+++ Rows +++
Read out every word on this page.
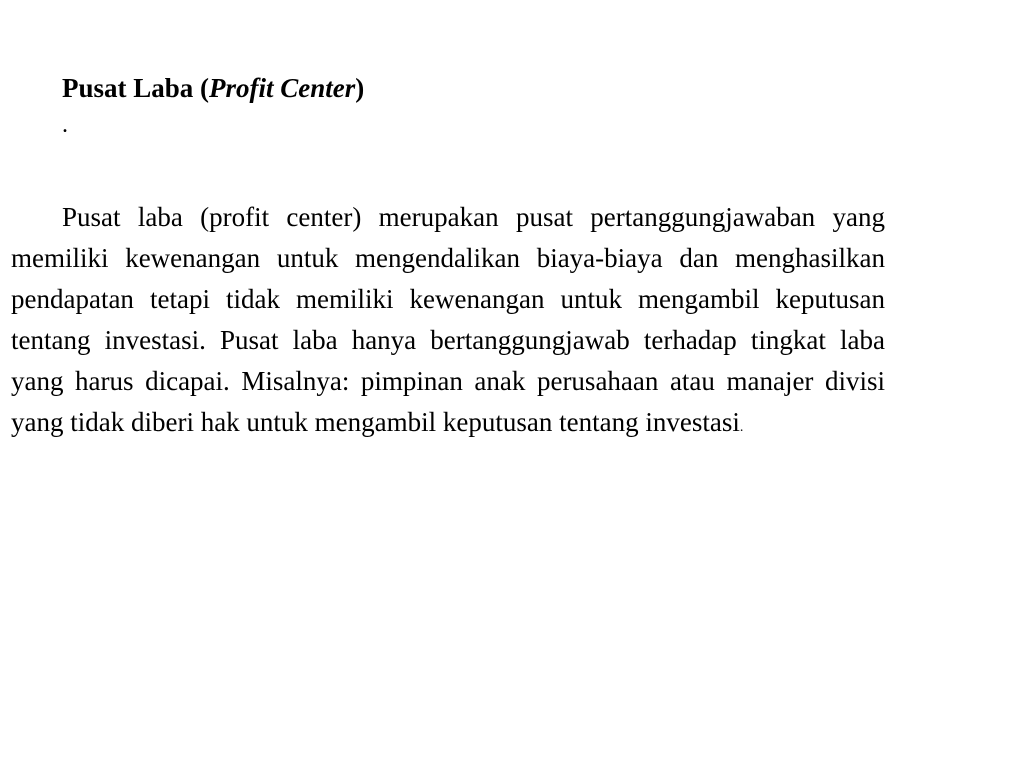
Pusat Laba (Profit Center)
.

Pusat laba (profit center) merupakan pusat pertanggungjawaban yang memiliki kewenangan untuk mengendalikan biaya-biaya dan menghasilkan pendapatan tetapi tidak memiliki kewenangan untuk mengambil keputusan tentang investasi. Pusat laba hanya bertanggungjawab terhadap tingkat laba yang harus dicapai. Misalnya: pimpinan anak perusahaan atau manajer divisi yang tidak diberi hak untuk mengambil keputusan tentang investasi.
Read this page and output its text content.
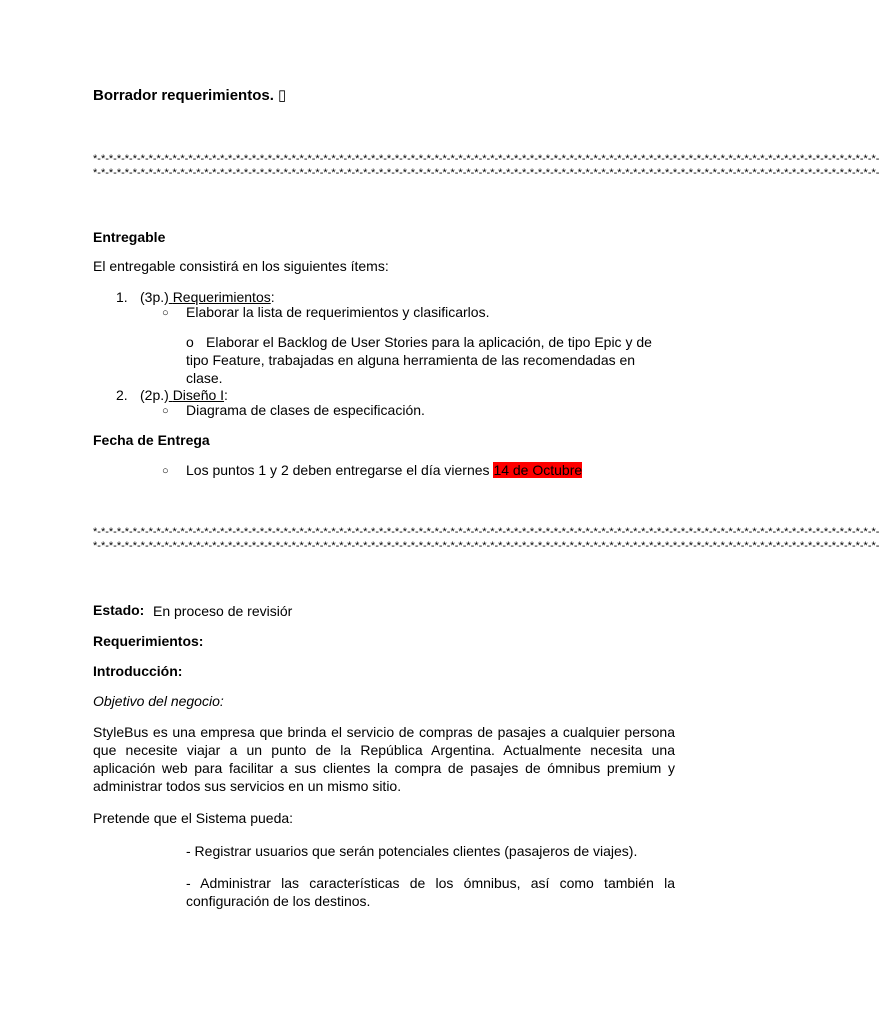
Borrador requerimientos. ▯
*-*-*-*-*-*-*-*-*-*-*-*-*-*-*-*-*-*-*-*-*-*-*-*-*-*-*-*-*-*-*-*-*-*-*-*-*-*-*-*-*-*-*-*-*-*-*-*-*-*-*-*-*-*-*-*-*-*-*-*-*-*-*-*-*-*-*-*-*-*-*-*-*-*-*-*-*-*-*-*-*-*-*-*-*-*-*-*-*-*-*-*-*-*-*-*-*-*-*-
*-*-*-*-*-*-*-*-*-*-*-*-*-*-*-*-*-*-*-*-*-*-*-*-*-*-*-*-*-*-*-*-*-*-*-*-*-*-*-*-*-*-*-*-*-*-*-*-*-*-*-*-*-*-*-*-*-*-*-*-*-*-*-*-*-*-*-*-*-*-*-*-*-*-*-*-*-*-*-*-*-*-*-*-*-*-*-*-*-*-*-*-*-*-*-*-*-*-*-
Entregable
El entregable consistirá en los siguientes ítems:
1. (3p.) Requerimientos:
○ Elaborar la lista de requerimientos y clasificarlos.
o Elaborar el Backlog de User Stories para la aplicación, de tipo Epic y de tipo Feature, trabajadas en alguna herramienta de las recomendadas en clase.
2. (2p.) Diseño I:
○ Diagrama de clases de especificación.
Fecha de Entrega
○ Los puntos 1 y 2 deben entregarse el día viernes 14 de Octubre
*-*-*-*-*-*-*-*-*-*-*-*-*-*-*-*-*-*-*-*-*-*-*-*-*-*-*-*-*-*-*-*-*-*-*-*-*-*-*-*-*-*-*-*-*-*-*-*-*-*-*-*-*-*-*-*-*-*-*-*-*-*-*-*-*-*-*-*-*-*-*-*-*-*-*-*-*-*-*-*-*-*-*-*-*-*-*-*-*-*-*-*-*-*-*-*-*-*-*-
*-*-*-*-*-*-*-*-*-*-*-*-*-*-*-*-*-*-*-*-*-*-*-*-*-*-*-*-*-*-*-*-*-*-*-*-*-*-*-*-*-*-*-*-*-*-*-*-*-*-*-*-*-*-*-*-*-*-*-*-*-*-*-*-*-*-*-*-*-*-*-*-*-*-*-*-*-*-*-*-*-*-*-*-*-*-*-*-*-*-*-*-*-*-*-*-*-*-*-
Estado: En proceso de revisiór
Requerimientos:
Introducción:
Objetivo del negocio:
StyleBus es una empresa que brinda el servicio de compras de pasajes a cualquier persona que necesite viajar a un punto de la República Argentina. Actualmente necesita una aplicación web para facilitar a sus clientes la compra de pasajes de ómnibus premium y administrar todos sus servicios en un mismo sitio.
Pretende que el Sistema pueda:
- Registrar usuarios que serán potenciales clientes (pasajeros de viajes).
- Administrar las características de los ómnibus, así como también la configuración de los destinos.
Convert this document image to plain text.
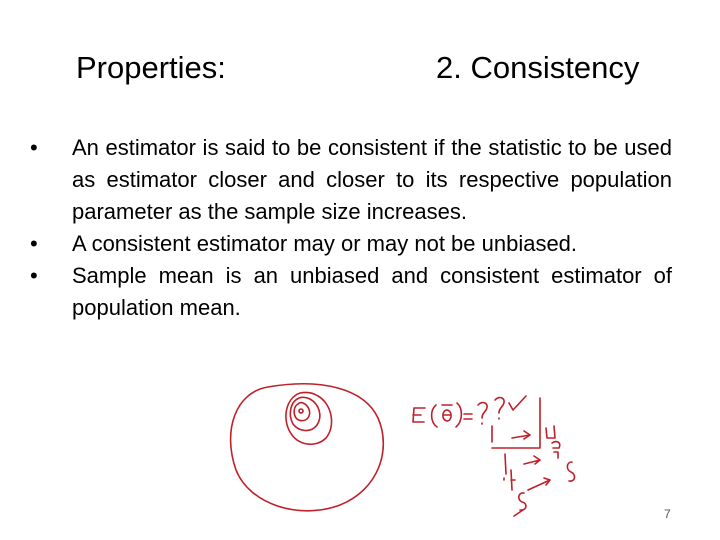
Properties:	2. Consistency
•	An estimator is said to be consistent if the statistic to be used as estimator closer and closer to its respective population parameter as the sample size increases.
•	A consistent estimator may or may not be unbiased.
•	Sample mean is an unbiased and consistent estimator of population mean.
7
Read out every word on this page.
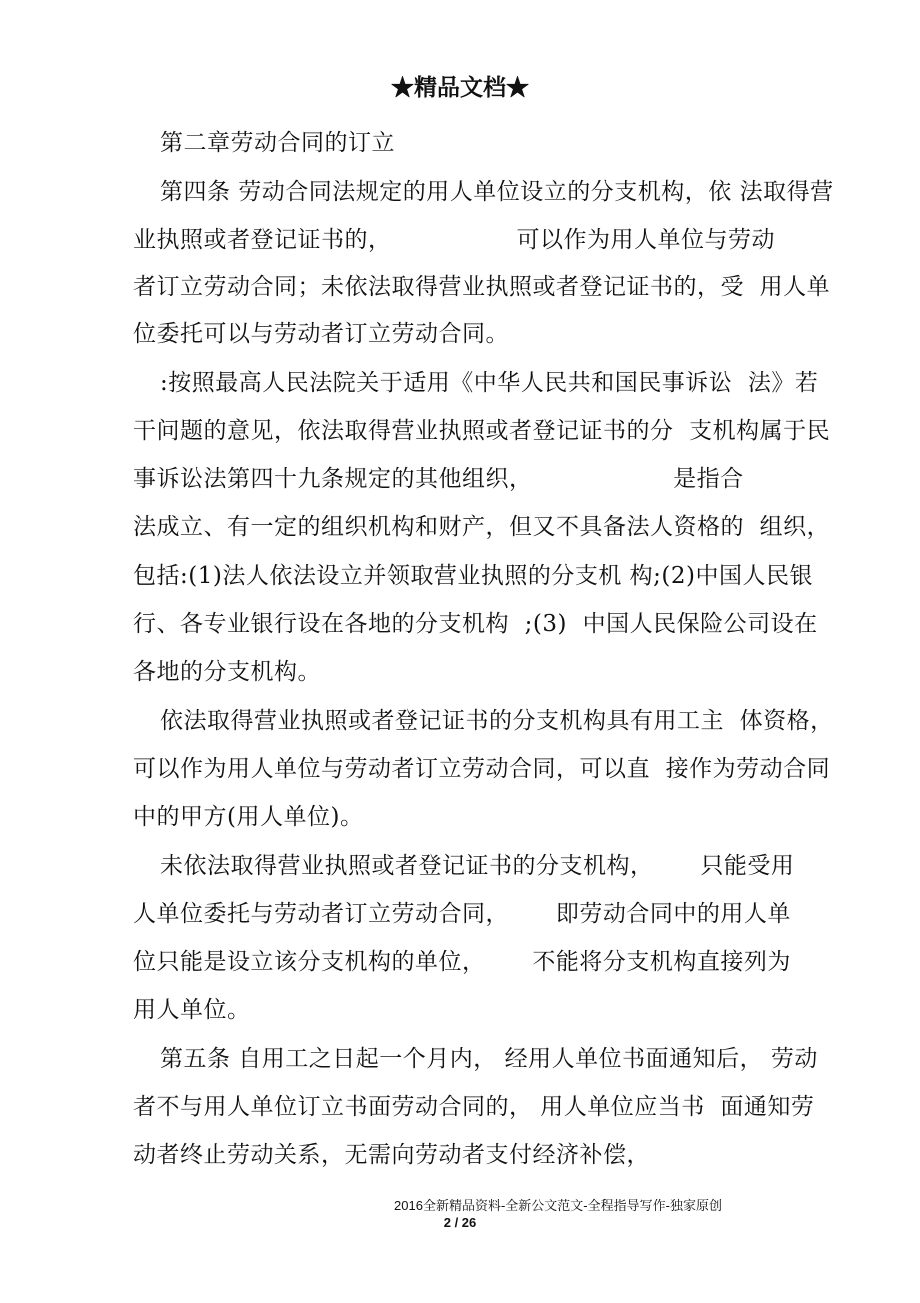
★精品文档★
第二章劳动合同的订立
第四条 劳动合同法规定的用人单位设立的分支机构，依 法取得营
业执照或者登记证书的，                可以作为用人单位与劳动
者订立劳动合同；未依法取得营业执照或者登记证书的，受  用人单
位委托可以与劳动者订立劳动合同。
:按照最高人民法院关于适用《中华人民共和国民事诉讼  法》若
干问题的意见，依法取得营业执照或者登记证书的分  支机构属于民
事诉讼法第四十九条规定的其他组织，                  是指合
法成立、有一定的组织机构和财产，但又不具备法人资格的  组织，
包括:(1)法人依法设立并领取营业执照的分支机 构;(2)中国人民银
行、各专业银行设在各地的分支机构  ;(3)  中国人民保险公司设在
各地的分支机构。
依法取得营业执照或者登记证书的分支机构具有用工主  体资格，
可以作为用人单位与劳动者订立劳动合同，可以直  接作为劳动合同
中的甲方(用人单位)。
未依法取得营业执照或者登记证书的分支机构，      只能受用
人单位委托与劳动者订立劳动合同，      即劳动合同中的用人单
位只能是设立该分支机构的单位，      不能将分支机构直接列为
用人单位。
第五条 自用工之日起一个月内， 经用人单位书面通知后， 劳动
者不与用人单位订立书面劳动合同的， 用人单位应当书  面通知劳
动者终止劳动关系，无需向劳动者支付经济补偿，
2016全新精品资料-全新公文范文-全程指导写作-独家原创
2 / 26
+++
Prompt =>
Reproduce every record word for word. The copy must contain no pictures.

Worked answer =>
Read out every word on this page.
Pusat Laba (Profit Center)
.

Pusat laba (profit center) merupakan pusat pertanggungjawaban yang memiliki kewenangan untuk mengendalikan biaya-biaya dan menghasilkan pendapatan tetapi tidak memiliki kewenangan untuk mengambil keputusan tentang investasi. Pusat laba hanya bertanggungjawab terhadap tingkat laba yang harus dicapai. Misalnya: pimpinan anak perusahaan atau manajer divisi yang tidak diberi hak untuk mengambil keputusan tentang investasi.
Read this page and output its text content.
Borrador requerimientos. ▯
*-*-*-*-*-*-*-*-*-*-*-*-*-*-*-*-*-*-*-*-*-*-*-*-*-*-*-*-*-*-*-*-*-*-*-*-*-*-*-*-*-*-*-*-*-*-*-*-*-*-*-*-*-*-*-*-*-*-*-*-*-*-*-*-*-*-*-*-*-*-*-*-*-*-*-*-*-*-*-*-*-*-*-*-*-*-*-*-*-*-*-*-*-*-*-*-*-*-*-
*-*-*-*-*-*-*-*-*-*-*-*-*-*-*-*-*-*-*-*-*-*-*-*-*-*-*-*-*-*-*-*-*-*-*-*-*-*-*-*-*-*-*-*-*-*-*-*-*-*-*-*-*-*-*-*-*-*-*-*-*-*-*-*-*-*-*-*-*-*-*-*-*-*-*-*-*-*-*-*-*-*-*-*-*-*-*-*-*-*-*-*-*-*-*-*-*-*-*-
Entregable
El entregable consistirá en los siguientes ítems:
1. (3p.) Requerimientos:
○ Elaborar la lista de requerimientos y clasificarlos.
o Elaborar el Backlog de User Stories para la aplicación, de tipo Epic y de tipo Feature, trabajadas en alguna herramienta de las recomendadas en clase.
2. (2p.) Diseño I:
○ Diagrama de clases de especificación.
Fecha de Entrega
○ Los puntos 1 y 2 deben entregarse el día viernes 14 de Octubre
*-*-*-*-*-*-*-*-*-*-*-*-*-*-*-*-*-*-*-*-*-*-*-*-*-*-*-*-*-*-*-*-*-*-*-*-*-*-*-*-*-*-*-*-*-*-*-*-*-*-*-*-*-*-*-*-*-*-*-*-*-*-*-*-*-*-*-*-*-*-*-*-*-*-*-*-*-*-*-*-*-*-*-*-*-*-*-*-*-*-*-*-*-*-*-*-*-*-*-
*-*-*-*-*-*-*-*-*-*-*-*-*-*-*-*-*-*-*-*-*-*-*-*-*-*-*-*-*-*-*-*-*-*-*-*-*-*-*-*-*-*-*-*-*-*-*-*-*-*-*-*-*-*-*-*-*-*-*-*-*-*-*-*-*-*-*-*-*-*-*-*-*-*-*-*-*-*-*-*-*-*-*-*-*-*-*-*-*-*-*-*-*-*-*-*-*-*-*-
Estado: En proceso de revisiór
Requerimientos:
Introducción:
Objetivo del negocio:
StyleBus es una empresa que brinda el servicio de compras de pasajes a cualquier persona que necesite viajar a un punto de la República Argentina. Actualmente necesita una aplicación web para facilitar a sus clientes la compra de pasajes de ómnibus premium y administrar todos sus servicios en un mismo sitio.
Pretende que el Sistema pueda:
- Registrar usuarios que serán potenciales clientes (pasajeros de viajes).
- Administrar las características de los ómnibus, así como también la configuración de los destinos.
Convert this document image to plain text.
Properties:	2. Consistency
•	An estimator is said to be consistent if the statistic to be used as estimator closer and closer to its respective population parameter as the sample size increases.
•	A consistent estimator may or may not be unbiased.
•	Sample mean is an unbiased and consistent estimator of population mean.
7
Read out every word on this page.
★精品文档★
第二章劳动合同的订立
第四条 劳动合同法规定的用人单位设立的分支机构，依 法取得营
业执照或者登记证书的，                可以作为用人单位与劳动
者订立劳动合同；未依法取得营业执照或者登记证书的，受  用人单
位委托可以与劳动者订立劳动合同。
:按照最高人民法院关于适用《中华人民共和国民事诉讼  法》若
干问题的意见，依法取得营业执照或者登记证书的分  支机构属于民
事诉讼法第四十九条规定的其他组织，                  是指合
法成立、有一定的组织机构和财产，但又不具备法人资格的  组织，
包括:(1)法人依法设立并领取营业执照的分支机 构;(2)中国人民银
行、各专业银行设在各地的分支机构  ;(3)  中国人民保险公司设在
各地的分支机构。
依法取得营业执照或者登记证书的分支机构具有用工主  体资格，
可以作为用人单位与劳动者订立劳动合同，可以直  接作为劳动合同
中的甲方(用人单位)。
未依法取得营业执照或者登记证书的分支机构，      只能受用
人单位委托与劳动者订立劳动合同，      即劳动合同中的用人单
位只能是设立该分支机构的单位，      不能将分支机构直接列为
用人单位。
第五条 自用工之日起一个月内， 经用人单位书面通知后， 劳动
者不与用人单位订立书面劳动合同的， 用人单位应当书  面通知劳
动者终止劳动关系，无需向劳动者支付经济补偿，
2016全新精品资料-全新公文范文-全程指导写作-独家原创
2 / 26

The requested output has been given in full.